(Records from a dataset)
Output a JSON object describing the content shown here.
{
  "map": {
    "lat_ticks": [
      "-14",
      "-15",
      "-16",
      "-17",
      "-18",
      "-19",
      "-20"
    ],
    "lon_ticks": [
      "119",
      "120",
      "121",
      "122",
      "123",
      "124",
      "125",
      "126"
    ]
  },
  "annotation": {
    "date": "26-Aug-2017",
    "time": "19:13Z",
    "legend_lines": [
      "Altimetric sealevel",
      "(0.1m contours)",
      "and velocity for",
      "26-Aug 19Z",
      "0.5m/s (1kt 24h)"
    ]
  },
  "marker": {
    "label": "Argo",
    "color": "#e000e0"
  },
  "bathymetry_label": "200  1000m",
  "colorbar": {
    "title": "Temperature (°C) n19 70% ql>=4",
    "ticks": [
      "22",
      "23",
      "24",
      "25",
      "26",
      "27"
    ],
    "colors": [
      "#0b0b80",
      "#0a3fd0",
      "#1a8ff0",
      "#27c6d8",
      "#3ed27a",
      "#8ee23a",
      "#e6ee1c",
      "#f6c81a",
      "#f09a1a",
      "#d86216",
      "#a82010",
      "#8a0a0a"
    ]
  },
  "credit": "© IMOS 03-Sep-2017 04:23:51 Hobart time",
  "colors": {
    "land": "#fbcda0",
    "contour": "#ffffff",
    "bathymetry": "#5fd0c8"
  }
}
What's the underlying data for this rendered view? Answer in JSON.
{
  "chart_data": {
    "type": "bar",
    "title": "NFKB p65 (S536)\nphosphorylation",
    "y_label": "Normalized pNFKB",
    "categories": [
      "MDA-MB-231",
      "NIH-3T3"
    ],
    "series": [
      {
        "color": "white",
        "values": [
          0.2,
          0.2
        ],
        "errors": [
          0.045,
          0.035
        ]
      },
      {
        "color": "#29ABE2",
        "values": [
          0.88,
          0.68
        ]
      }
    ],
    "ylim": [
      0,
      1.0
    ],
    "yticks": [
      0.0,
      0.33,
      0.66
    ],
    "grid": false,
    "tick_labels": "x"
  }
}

▶ [Problem requirements] Copy out all the entries shown above, character for character.

▶ [Full solution]
Output a JSON object describing the content shown here.
{
  "map": {
    "lat_ticks": [
      "-14",
      "-15",
      "-16",
      "-17",
      "-18",
      "-19",
      "-20"
    ],
    "lon_ticks": [
      "119",
      "120",
      "121",
      "122",
      "123",
      "124",
      "125",
      "126"
    ]
  },
  "annotation": {
    "date": "26-Aug-2017",
    "time": "19:13Z",
    "legend_lines": [
      "Altimetric sealevel",
      "(0.1m contours)",
      "and velocity for",
      "26-Aug 19Z",
      "0.5m/s (1kt 24h)"
    ]
  },
  "marker": {
    "label": "Argo",
    "color": "#e000e0"
  },
  "bathymetry_label": "200  1000m",
  "colorbar": {
    "title": "Temperature (°C) n19 70% ql>=4",
    "ticks": [
      "22",
      "23",
      "24",
      "25",
      "26",
      "27"
    ],
    "colors": [
      "#0b0b80",
      "#0a3fd0",
      "#1a8ff0",
      "#27c6d8",
      "#3ed27a",
      "#8ee23a",
      "#e6ee1c",
      "#f6c81a",
      "#f09a1a",
      "#d86216",
      "#a82010",
      "#8a0a0a"
    ]
  },
  "credit": "© IMOS 03-Sep-2017 04:23:51 Hobart time",
  "colors": {
    "land": "#fbcda0",
    "contour": "#ffffff",
    "bathymetry": "#5fd0c8"
  }
}
What's the underlying data for this rendered view? Answer in JSON.
{
  "chart_data": {
    "type": "bar",
    "title": "NFKB p65 (S536)\nphosphorylation",
    "y_label": "Normalized pNFKB",
    "categories": [
      "MDA-MB-231",
      "NIH-3T3"
    ],
    "series": [
      {
        "color": "white",
        "values": [
          0.2,
          0.2
        ],
        "errors": [
          0.045,
          0.035
        ]
      },
      {
        "color": "#29ABE2",
        "values": [
          0.88,
          0.68
        ]
      }
    ],
    "ylim": [
      0,
      1.0
    ],
    "yticks": [
      0.0,
      0.33,
      0.66
    ],
    "grid": false,
    "tick_labels": "x"
  }
}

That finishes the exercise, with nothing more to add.